### ENTRIES SUPPLIED ###

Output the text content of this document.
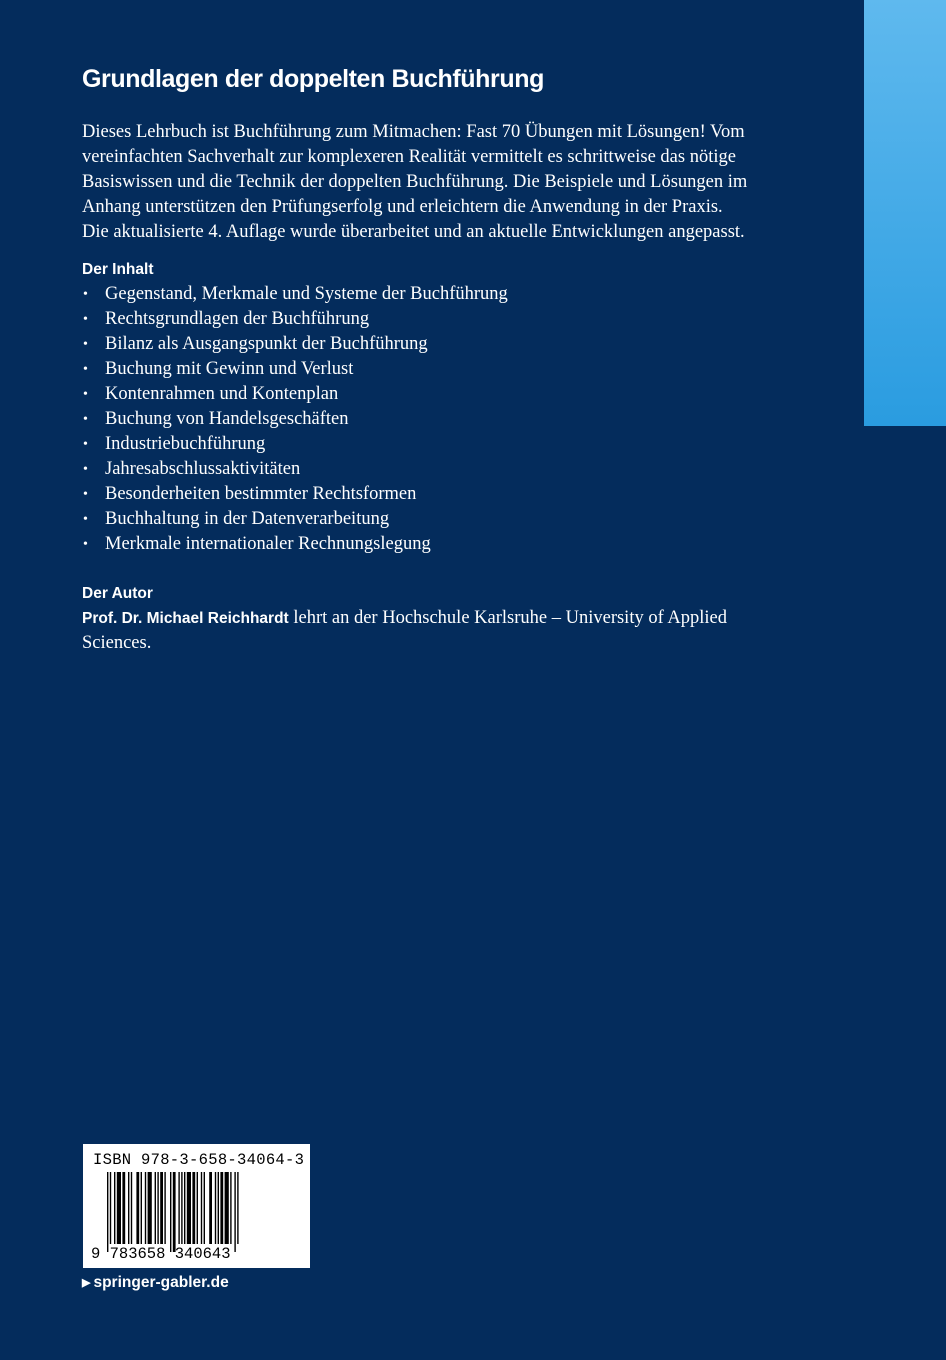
Grundlagen der doppelten Buchführung
Dieses Lehrbuch ist Buchführung zum Mitmachen: Fast 70 Übungen mit Lösungen! Vom
vereinfachten Sachverhalt zur komplexeren Realität vermittelt es schrittweise das nötige
Basiswissen und die Technik der doppelten Buchführung. Die Beispiele und Lösungen im
Anhang unterstützen den Prüfungserfolg und erleichtern die Anwendung in der Praxis.
Die aktualisierte 4. Auflage wurde überarbeitet und an aktuelle Entwicklungen angepasst.
Der Inhalt
• Gegenstand, Merkmale und Systeme der Buchführung
• Rechtsgrundlagen der Buchführung
• Bilanz als Ausgangspunkt der Buchführung
• Buchung mit Gewinn und Verlust
• Kontenrahmen und Kontenplan
• Buchung von Handelsgeschäften
• Industriebuchführung
• Jahresabschlussaktivitäten
• Besonderheiten bestimmter Rechtsformen
• Buchhaltung in der Datenverarbeitung
• Merkmale internationaler Rechnungslegung
Der Autor
Prof. Dr. Michael Reichhardt lehrt an der Hochschule Karlsruhe – University of Applied
Sciences.
ISBN 978-3-658-34064-3
9 783658 340643
▶ springer-gabler.de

###

WHAT NEEDS TO BE DONE: Indicate how many lines of the material contain the string "doppelten", giving the number and nothing more.

TASK RESULT: 2